[START Exercise input]

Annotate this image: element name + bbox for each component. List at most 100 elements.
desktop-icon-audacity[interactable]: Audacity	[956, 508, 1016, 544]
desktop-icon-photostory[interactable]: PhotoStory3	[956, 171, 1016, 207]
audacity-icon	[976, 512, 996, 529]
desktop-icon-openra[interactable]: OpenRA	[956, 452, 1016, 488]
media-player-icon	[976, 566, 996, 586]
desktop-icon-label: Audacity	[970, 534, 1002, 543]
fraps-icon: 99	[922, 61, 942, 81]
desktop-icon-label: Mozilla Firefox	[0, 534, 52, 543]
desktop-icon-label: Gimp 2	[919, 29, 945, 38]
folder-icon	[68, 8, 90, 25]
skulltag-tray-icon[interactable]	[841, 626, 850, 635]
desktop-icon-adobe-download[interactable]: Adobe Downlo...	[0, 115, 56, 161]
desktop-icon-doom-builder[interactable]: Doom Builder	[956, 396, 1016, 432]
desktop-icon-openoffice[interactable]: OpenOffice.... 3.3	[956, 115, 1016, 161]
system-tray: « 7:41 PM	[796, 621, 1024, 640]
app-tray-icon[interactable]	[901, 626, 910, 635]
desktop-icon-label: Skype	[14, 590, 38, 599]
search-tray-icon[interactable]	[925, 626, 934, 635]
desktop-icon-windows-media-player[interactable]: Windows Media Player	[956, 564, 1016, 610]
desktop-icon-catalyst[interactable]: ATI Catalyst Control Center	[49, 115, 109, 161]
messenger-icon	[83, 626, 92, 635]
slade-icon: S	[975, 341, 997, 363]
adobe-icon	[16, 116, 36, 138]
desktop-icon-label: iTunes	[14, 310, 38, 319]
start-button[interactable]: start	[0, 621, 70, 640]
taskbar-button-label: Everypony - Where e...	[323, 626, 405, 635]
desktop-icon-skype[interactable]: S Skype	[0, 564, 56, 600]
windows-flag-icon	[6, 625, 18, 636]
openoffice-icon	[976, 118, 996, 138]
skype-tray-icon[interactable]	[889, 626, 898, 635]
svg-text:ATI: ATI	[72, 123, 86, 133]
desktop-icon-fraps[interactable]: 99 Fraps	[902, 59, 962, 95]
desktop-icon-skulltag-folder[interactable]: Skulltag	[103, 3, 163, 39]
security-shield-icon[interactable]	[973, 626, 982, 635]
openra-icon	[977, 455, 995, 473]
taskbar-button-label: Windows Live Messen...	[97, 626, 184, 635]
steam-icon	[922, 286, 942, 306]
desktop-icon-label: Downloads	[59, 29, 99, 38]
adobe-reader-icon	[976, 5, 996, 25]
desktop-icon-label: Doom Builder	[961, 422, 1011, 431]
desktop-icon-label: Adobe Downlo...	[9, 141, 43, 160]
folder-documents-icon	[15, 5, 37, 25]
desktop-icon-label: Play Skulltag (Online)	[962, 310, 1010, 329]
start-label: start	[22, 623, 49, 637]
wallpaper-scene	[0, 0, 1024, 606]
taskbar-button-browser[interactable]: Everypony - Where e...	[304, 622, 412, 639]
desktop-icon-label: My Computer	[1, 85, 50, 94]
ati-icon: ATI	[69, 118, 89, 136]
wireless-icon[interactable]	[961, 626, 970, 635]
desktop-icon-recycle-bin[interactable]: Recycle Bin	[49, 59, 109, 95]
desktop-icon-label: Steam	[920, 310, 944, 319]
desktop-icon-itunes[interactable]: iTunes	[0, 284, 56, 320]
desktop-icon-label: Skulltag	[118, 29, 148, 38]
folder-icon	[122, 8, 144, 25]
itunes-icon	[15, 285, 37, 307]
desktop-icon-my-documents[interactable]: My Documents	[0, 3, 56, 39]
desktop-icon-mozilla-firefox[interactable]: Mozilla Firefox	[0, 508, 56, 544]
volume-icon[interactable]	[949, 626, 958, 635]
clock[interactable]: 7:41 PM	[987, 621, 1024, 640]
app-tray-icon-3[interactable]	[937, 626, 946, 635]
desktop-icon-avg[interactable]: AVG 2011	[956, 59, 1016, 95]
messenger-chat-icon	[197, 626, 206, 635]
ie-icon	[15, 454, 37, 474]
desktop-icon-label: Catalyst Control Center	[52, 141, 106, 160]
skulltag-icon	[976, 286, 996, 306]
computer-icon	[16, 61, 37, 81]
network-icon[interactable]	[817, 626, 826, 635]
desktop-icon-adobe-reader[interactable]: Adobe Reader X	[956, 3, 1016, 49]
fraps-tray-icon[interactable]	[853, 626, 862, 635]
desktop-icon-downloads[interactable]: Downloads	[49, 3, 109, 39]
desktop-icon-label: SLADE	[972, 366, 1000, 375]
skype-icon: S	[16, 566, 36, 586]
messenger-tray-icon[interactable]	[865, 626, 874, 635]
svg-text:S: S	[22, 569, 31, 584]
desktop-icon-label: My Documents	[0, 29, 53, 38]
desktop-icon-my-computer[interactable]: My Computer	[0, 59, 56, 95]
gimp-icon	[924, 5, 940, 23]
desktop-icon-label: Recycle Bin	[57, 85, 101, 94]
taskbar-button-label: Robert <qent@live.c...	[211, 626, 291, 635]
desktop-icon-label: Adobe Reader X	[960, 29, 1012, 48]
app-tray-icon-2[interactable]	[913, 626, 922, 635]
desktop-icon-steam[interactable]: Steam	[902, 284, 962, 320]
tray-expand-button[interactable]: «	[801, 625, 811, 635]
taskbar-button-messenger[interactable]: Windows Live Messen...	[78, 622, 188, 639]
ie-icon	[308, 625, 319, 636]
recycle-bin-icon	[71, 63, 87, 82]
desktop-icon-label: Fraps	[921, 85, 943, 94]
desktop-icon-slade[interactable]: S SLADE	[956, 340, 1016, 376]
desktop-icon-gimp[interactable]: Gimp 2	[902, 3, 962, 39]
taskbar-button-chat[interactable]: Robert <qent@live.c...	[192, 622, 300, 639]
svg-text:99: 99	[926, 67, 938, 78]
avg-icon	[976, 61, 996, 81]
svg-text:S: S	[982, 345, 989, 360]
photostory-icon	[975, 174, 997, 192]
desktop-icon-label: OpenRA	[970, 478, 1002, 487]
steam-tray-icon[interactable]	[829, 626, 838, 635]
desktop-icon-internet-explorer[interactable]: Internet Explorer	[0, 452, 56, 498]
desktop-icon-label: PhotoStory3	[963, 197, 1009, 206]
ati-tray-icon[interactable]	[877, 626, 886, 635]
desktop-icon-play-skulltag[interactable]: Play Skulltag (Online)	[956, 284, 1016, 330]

[END Exercise input]

## Exercise details:
Set out every row above as a numbered list, leaving out any blank lines.

## Finished answer:
1. Annotate this image: element name + bbox for each component. List at most 100 elements.
2. desktop-icon-audacity[interactable]: Audacity	[956, 508, 1016, 544]
3. desktop-icon-photostory[interactable]: PhotoStory3	[956, 171, 1016, 207]
4. audacity-icon	[976, 512, 996, 529]
5. desktop-icon-openra[interactable]: OpenRA	[956, 452, 1016, 488]
6. media-player-icon	[976, 566, 996, 586]
7. desktop-icon-label: Audacity	[970, 534, 1002, 543]
8. fraps-icon: 99	[922, 61, 942, 81]
9. desktop-icon-label: Mozilla Firefox	[0, 534, 52, 543]
10. desktop-icon-label: Gimp 2	[919, 29, 945, 38]
11. folder-icon	[68, 8, 90, 25]
12. skulltag-tray-icon[interactable]	[841, 626, 850, 635]
13. desktop-icon-adobe-download[interactable]: Adobe Downlo...	[0, 115, 56, 161]
14. desktop-icon-doom-builder[interactable]: Doom Builder	[956, 396, 1016, 432]
15. desktop-icon-openoffice[interactable]: OpenOffice.... 3.3	[956, 115, 1016, 161]
16. system-tray: « 7:41 PM	[796, 621, 1024, 640]
17. app-tray-icon[interactable]	[901, 626, 910, 635]
18. desktop-icon-label: Skype	[14, 590, 38, 599]
19. search-tray-icon[interactable]	[925, 626, 934, 635]
20. desktop-icon-windows-media-player[interactable]: Windows Media Player	[956, 564, 1016, 610]
21. desktop-icon-catalyst[interactable]: ATI Catalyst Control Center	[49, 115, 109, 161]
22. messenger-icon	[83, 626, 92, 635]
23. slade-icon: S	[975, 341, 997, 363]
24. adobe-icon	[16, 116, 36, 138]
25. desktop-icon-label: iTunes	[14, 310, 38, 319]
26. start-button[interactable]: start	[0, 621, 70, 640]
27. taskbar-button-label: Everypony - Where e...	[323, 626, 405, 635]
28. desktop-icon-skype[interactable]: S Skype	[0, 564, 56, 600]
29. windows-flag-icon	[6, 625, 18, 636]
30. openoffice-icon	[976, 118, 996, 138]
31. skype-tray-icon[interactable]	[889, 626, 898, 635]
32. svg-text:ATI: ATI	[72, 123, 86, 133]
33. desktop-icon-fraps[interactable]: 99 Fraps	[902, 59, 962, 95]
34. desktop-icon-skulltag-folder[interactable]: Skulltag	[103, 3, 163, 39]
35. security-shield-icon[interactable]	[973, 626, 982, 635]
36. openra-icon	[977, 455, 995, 473]
37. taskbar-button-label: Windows Live Messen...	[97, 626, 184, 635]
38. steam-icon	[922, 286, 942, 306]
39. desktop-icon-label: Downloads	[59, 29, 99, 38]
40. adobe-reader-icon	[976, 5, 996, 25]
41. desktop-icon-label: Doom Builder	[961, 422, 1011, 431]
42. desktop-icon-label: Adobe Downlo...	[9, 141, 43, 160]
43. folder-documents-icon	[15, 5, 37, 25]
44. desktop-icon-label: Play Skulltag (Online)	[962, 310, 1010, 329]
45. start-label: start	[22, 623, 49, 637]
46. wallpaper-scene	[0, 0, 1024, 606]
47. taskbar-button-browser[interactable]: Everypony - Where e...	[304, 622, 412, 639]
48. desktop-icon-label: My Computer	[1, 85, 50, 94]
49. ati-icon: ATI	[69, 118, 89, 136]
50. wireless-icon[interactable]	[961, 626, 970, 635]
51. desktop-icon-recycle-bin[interactable]: Recycle Bin	[49, 59, 109, 95]
52. desktop-icon-label: Steam	[920, 310, 944, 319]
53. desktop-icon-itunes[interactable]: iTunes	[0, 284, 56, 320]
54. desktop-icon-label: Skulltag	[118, 29, 148, 38]
55. folder-icon	[122, 8, 144, 25]
56. itunes-icon	[15, 285, 37, 307]
57. desktop-icon-my-documents[interactable]: My Documents	[0, 3, 56, 39]
58. desktop-icon-mozilla-firefox[interactable]: Mozilla Firefox	[0, 508, 56, 544]
59. volume-icon[interactable]	[949, 626, 958, 635]
60. clock[interactable]: 7:41 PM	[987, 621, 1024, 640]
61. app-tray-icon-3[interactable]	[937, 626, 946, 635]
62. desktop-icon-avg[interactable]: AVG 2011	[956, 59, 1016, 95]
63. messenger-chat-icon	[197, 626, 206, 635]
64. ie-icon	[15, 454, 37, 474]
65. desktop-icon-label: Catalyst Control Center	[52, 141, 106, 160]
66. skulltag-icon	[976, 286, 996, 306]
67. computer-icon	[16, 61, 37, 81]
68. network-icon[interactable]	[817, 626, 826, 635]
69. desktop-icon-adobe-reader[interactable]: Adobe Reader X	[956, 3, 1016, 49]
70. fraps-tray-icon[interactable]	[853, 626, 862, 635]
71. desktop-icon-downloads[interactable]: Downloads	[49, 3, 109, 39]
72. desktop-icon-label: SLADE	[972, 366, 1000, 375]
73. skype-icon: S	[16, 566, 36, 586]
74. messenger-tray-icon[interactable]	[865, 626, 874, 635]
75. svg-text:S: S	[22, 569, 31, 584]
76. desktop-icon-label: My Documents	[0, 29, 53, 38]
77. desktop-icon-my-computer[interactable]: My Computer	[0, 59, 56, 95]
78. gimp-icon	[924, 5, 940, 23]
79. desktop-icon-label: Recycle Bin	[57, 85, 101, 94]
80. taskbar-button-label: Robert <qent@live.c...	[211, 626, 291, 635]
81. desktop-icon-label: Adobe Reader X	[960, 29, 1012, 48]
82. app-tray-icon-2[interactable]	[913, 626, 922, 635]
83. desktop-icon-steam[interactable]: Steam	[902, 284, 962, 320]
84. tray-expand-button[interactable]: «	[801, 625, 811, 635]
85. taskbar-button-messenger[interactable]: Windows Live Messen...	[78, 622, 188, 639]
86. ie-icon	[308, 625, 319, 636]
87. recycle-bin-icon	[71, 63, 87, 82]
88. desktop-icon-label: Fraps	[921, 85, 943, 94]
89. desktop-icon-slade[interactable]: S SLADE	[956, 340, 1016, 376]
90. desktop-icon-gimp[interactable]: Gimp 2	[902, 3, 962, 39]
91. taskbar-button-chat[interactable]: Robert <qent@live.c...	[192, 622, 300, 639]
92. svg-text:99: 99	[926, 67, 938, 78]
93. avg-icon	[976, 61, 996, 81]
94. svg-text:S: S	[982, 345, 989, 360]
95. photostory-icon	[975, 174, 997, 192]
96. desktop-icon-label: OpenRA	[970, 478, 1002, 487]
97. steam-tray-icon[interactable]	[829, 626, 838, 635]
98. desktop-icon-internet-explorer[interactable]: Internet Explorer	[0, 452, 56, 498]
99. desktop-icon-label: PhotoStory3	[963, 197, 1009, 206]
100. ati-tray-icon[interactable]	[877, 626, 886, 635]
101. desktop-icon-play-skulltag[interactable]: Play Skulltag (Online)	[956, 284, 1016, 330]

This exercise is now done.